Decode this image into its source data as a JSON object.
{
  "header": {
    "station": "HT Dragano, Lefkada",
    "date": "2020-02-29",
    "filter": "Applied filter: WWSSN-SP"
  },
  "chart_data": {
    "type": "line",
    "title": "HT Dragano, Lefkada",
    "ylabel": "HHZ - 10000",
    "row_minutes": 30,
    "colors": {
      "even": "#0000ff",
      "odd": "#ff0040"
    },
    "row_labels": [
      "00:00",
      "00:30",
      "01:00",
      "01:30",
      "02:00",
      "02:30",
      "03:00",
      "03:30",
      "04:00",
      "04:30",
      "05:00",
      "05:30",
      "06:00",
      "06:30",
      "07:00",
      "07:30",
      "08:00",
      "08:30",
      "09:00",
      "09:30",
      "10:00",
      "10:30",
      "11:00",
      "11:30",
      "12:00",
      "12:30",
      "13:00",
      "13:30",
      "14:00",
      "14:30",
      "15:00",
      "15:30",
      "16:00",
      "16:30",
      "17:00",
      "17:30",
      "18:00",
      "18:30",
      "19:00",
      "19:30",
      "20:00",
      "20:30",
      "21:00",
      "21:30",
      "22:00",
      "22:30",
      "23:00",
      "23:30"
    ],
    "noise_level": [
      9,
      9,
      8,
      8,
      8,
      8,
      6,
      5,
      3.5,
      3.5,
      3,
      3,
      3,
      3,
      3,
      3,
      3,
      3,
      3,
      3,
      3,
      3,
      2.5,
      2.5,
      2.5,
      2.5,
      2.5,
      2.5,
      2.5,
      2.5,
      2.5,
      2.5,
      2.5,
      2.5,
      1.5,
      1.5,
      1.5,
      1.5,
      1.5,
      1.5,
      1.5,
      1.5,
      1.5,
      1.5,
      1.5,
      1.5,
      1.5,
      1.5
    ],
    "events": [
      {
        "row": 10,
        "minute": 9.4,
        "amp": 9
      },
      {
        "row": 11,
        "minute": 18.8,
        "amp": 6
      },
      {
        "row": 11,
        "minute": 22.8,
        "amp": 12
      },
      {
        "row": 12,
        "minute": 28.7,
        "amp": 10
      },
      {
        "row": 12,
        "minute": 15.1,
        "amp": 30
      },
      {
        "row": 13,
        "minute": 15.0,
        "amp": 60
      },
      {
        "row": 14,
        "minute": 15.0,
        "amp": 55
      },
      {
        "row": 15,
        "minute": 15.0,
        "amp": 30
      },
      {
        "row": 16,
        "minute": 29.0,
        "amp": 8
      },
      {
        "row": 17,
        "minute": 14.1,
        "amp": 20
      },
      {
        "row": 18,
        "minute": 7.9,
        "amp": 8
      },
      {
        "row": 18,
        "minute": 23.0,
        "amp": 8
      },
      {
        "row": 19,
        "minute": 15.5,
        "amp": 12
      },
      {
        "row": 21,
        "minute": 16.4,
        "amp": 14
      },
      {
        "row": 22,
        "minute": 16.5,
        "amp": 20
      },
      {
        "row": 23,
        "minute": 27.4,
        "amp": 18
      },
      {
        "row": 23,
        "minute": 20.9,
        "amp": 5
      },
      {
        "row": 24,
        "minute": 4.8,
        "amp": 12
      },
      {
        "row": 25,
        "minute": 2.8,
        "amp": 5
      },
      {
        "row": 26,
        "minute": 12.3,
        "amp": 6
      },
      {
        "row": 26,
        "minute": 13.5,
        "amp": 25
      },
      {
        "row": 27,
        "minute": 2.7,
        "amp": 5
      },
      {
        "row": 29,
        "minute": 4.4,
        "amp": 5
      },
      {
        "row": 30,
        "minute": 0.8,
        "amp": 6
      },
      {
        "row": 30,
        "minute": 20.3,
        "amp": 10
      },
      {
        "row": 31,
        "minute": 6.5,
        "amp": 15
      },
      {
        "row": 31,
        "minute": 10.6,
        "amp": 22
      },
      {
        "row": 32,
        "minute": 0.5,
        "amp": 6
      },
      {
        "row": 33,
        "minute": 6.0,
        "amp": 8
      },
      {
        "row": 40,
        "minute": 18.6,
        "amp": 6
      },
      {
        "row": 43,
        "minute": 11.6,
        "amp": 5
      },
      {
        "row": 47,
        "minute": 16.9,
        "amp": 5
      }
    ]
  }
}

▸ **Instructions for the task**: Find the string "Lefkada" in the listing and return every line that holds it.

▸ **The answer**:
    "station": "HT Dragano, Lefkada",
    "title": "HT Dragano, Lefkada",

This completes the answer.